> [PROBLEM REQUIREMENTS] Give the listing again character for character, but drop the images.

···

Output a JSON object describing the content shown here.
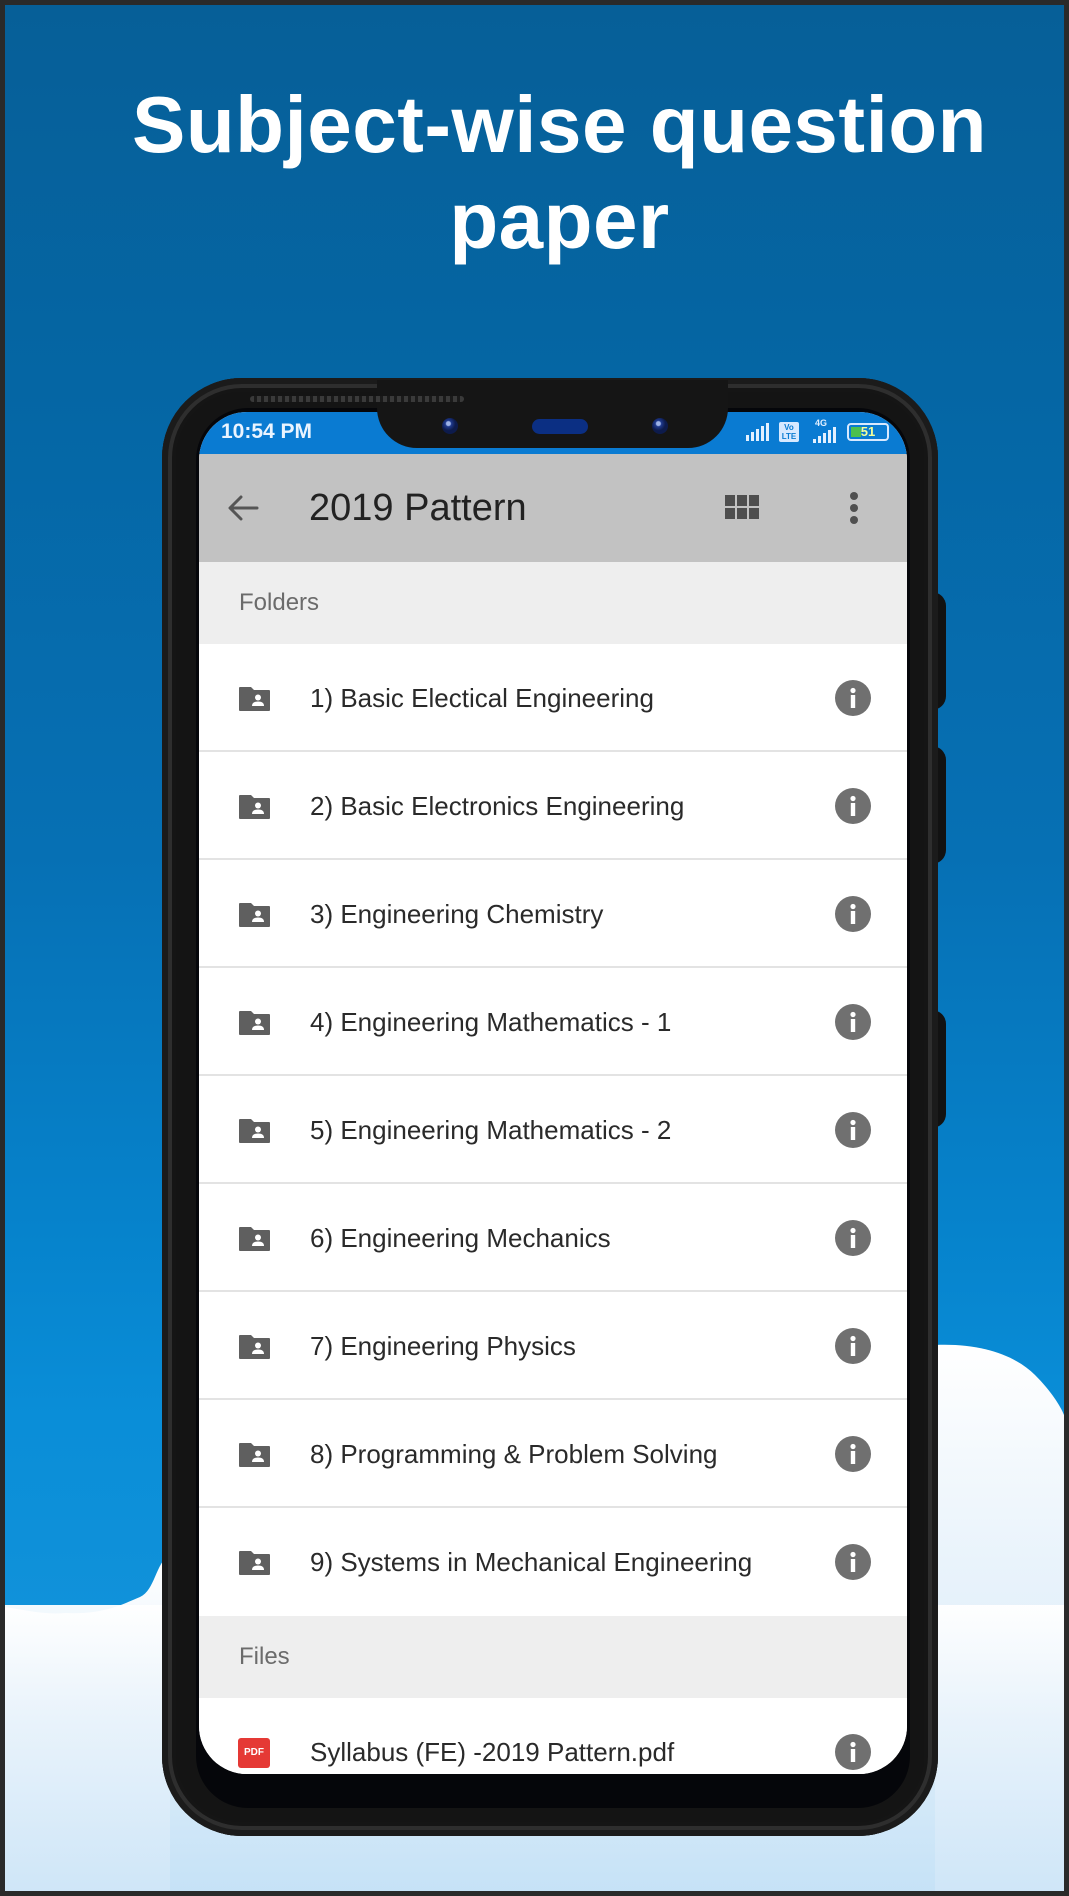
{
  "promo": {
    "headline_line1": "Subject-wise question",
    "headline_line2": "paper"
  },
  "status_bar": {
    "time": "10:54 PM",
    "network_type": "4G",
    "volte_label_top": "Vo",
    "volte_label_bottom": "LTE",
    "battery_level": "51"
  },
  "toolbar": {
    "title": "2019 Pattern",
    "back_icon": "arrow-back-icon",
    "view_toggle_icon": "grid-view-icon",
    "more_icon": "more-vert-icon"
  },
  "folders": {
    "header": "Folders",
    "items": [
      {
        "label": "1) Basic Electical Engineering",
        "icon": "shared-folder-icon",
        "action_icon": "info-icon"
      },
      {
        "label": "2) Basic Electronics Engineering",
        "icon": "shared-folder-icon",
        "action_icon": "info-icon"
      },
      {
        "label": "3) Engineering Chemistry",
        "icon": "shared-folder-icon",
        "action_icon": "info-icon"
      },
      {
        "label": "4) Engineering Mathematics - 1",
        "icon": "shared-folder-icon",
        "action_icon": "info-icon"
      },
      {
        "label": "5) Engineering Mathematics - 2",
        "icon": "shared-folder-icon",
        "action_icon": "info-icon"
      },
      {
        "label": "6) Engineering Mechanics",
        "icon": "shared-folder-icon",
        "action_icon": "info-icon"
      },
      {
        "label": "7) Engineering Physics",
        "icon": "shared-folder-icon",
        "action_icon": "info-icon"
      },
      {
        "label": "8) Programming & Problem Solving",
        "icon": "shared-folder-icon",
        "action_icon": "info-icon"
      },
      {
        "label": "9) Systems in Mechanical Engineering",
        "icon": "shared-folder-icon",
        "action_icon": "info-icon"
      }
    ]
  },
  "files": {
    "header": "Files",
    "items": [
      {
        "label": "Syllabus (FE) -2019 Pattern.pdf",
        "icon": "pdf-icon",
        "badge": "PDF",
        "action_icon": "info-icon"
      }
    ]
  },
  "colors": {
    "status_bar": "#0a7bd2",
    "toolbar": "#c2c2c2",
    "section_header_bg": "#eeeeee",
    "icon_gray": "#5f5f5f",
    "info_gray": "#707070",
    "pdf_red": "#e53935"
  }
}
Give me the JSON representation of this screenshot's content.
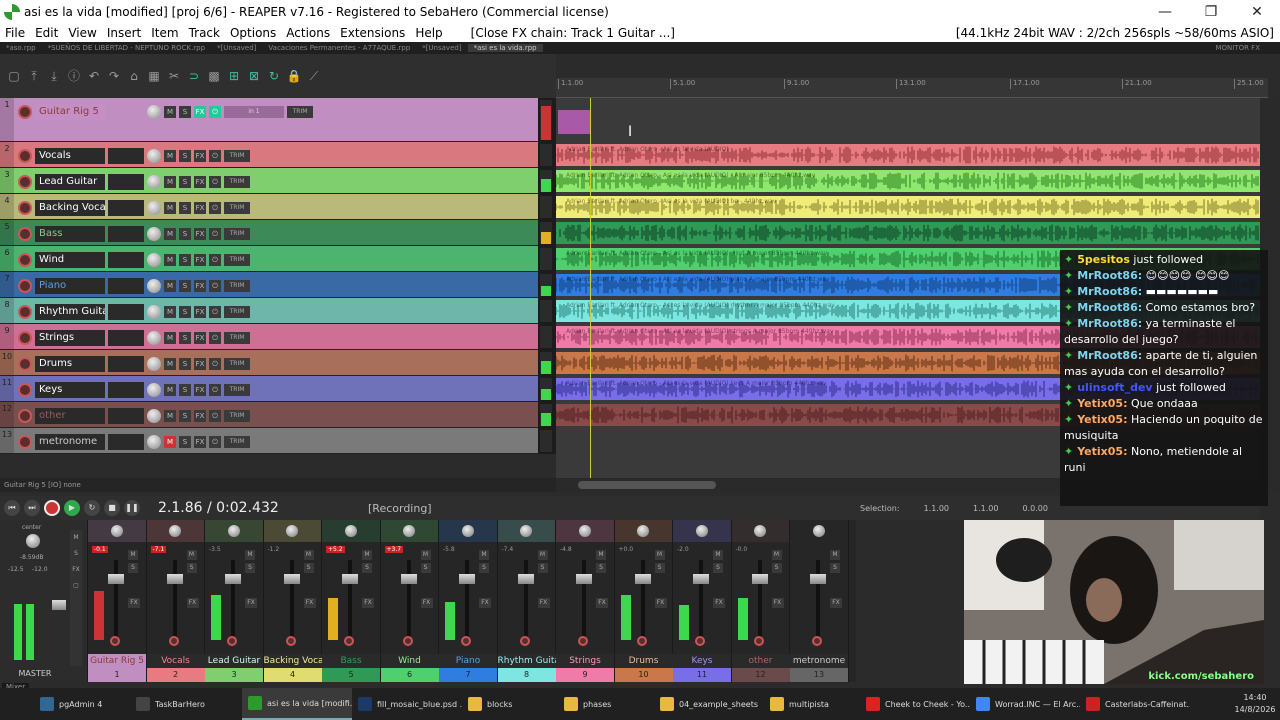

···

> [WRITTEN ANSWER]
Output a JSON object describing the content shown here.
{
  "promo": {
    "headline_line1": "Subject-wise question",
    "headline_line2": "paper"
  },
  "status_bar": {
    "time": "10:54 PM",
    "network_type": "4G",
    "volte_label_top": "Vo",
    "volte_label_bottom": "LTE",
    "battery_level": "51"
  },
  "toolbar": {
    "title": "2019 Pattern",
    "back_icon": "arrow-back-icon",
    "view_toggle_icon": "grid-view-icon",
    "more_icon": "more-vert-icon"
  },
  "folders": {
    "header": "Folders",
    "items": [
      {
        "label": "1) Basic Electical Engineering",
        "icon": "shared-folder-icon",
        "action_icon": "info-icon"
      },
      {
        "label": "2) Basic Electronics Engineering",
        "icon": "shared-folder-icon",
        "action_icon": "info-icon"
      },
      {
        "label": "3) Engineering Chemistry",
        "icon": "shared-folder-icon",
        "action_icon": "info-icon"
      },
      {
        "label": "4) Engineering Mathematics - 1",
        "icon": "shared-folder-icon",
        "action_icon": "info-icon"
      },
      {
        "label": "5) Engineering Mathematics - 2",
        "icon": "shared-folder-icon",
        "action_icon": "info-icon"
      },
      {
        "label": "6) Engineering Mechanics",
        "icon": "shared-folder-icon",
        "action_icon": "info-icon"
      },
      {
        "label": "7) Engineering Physics",
        "icon": "shared-folder-icon",
        "action_icon": "info-icon"
      },
      {
        "label": "8) Programming & Problem Solving",
        "icon": "shared-folder-icon",
        "action_icon": "info-icon"
      },
      {
        "label": "9) Systems in Mechanical Engineering",
        "icon": "shared-folder-icon",
        "action_icon": "info-icon"
      }
    ]
  },
  "files": {
    "header": "Files",
    "items": [
      {
        "label": "Syllabus (FE) -2019 Pattern.pdf",
        "icon": "pdf-icon",
        "badge": "PDF",
        "action_icon": "info-icon"
      }
    ]
  },
  "colors": {
    "status_bar": "#0a7bd2",
    "toolbar": "#c2c2c2",
    "section_header_bg": "#eeeeee",
    "icon_gray": "#5f5f5f",
    "info_gray": "#707070",
    "pdf_red": "#e53935"
  }
}
Give me the JSON representation of this screenshot's content.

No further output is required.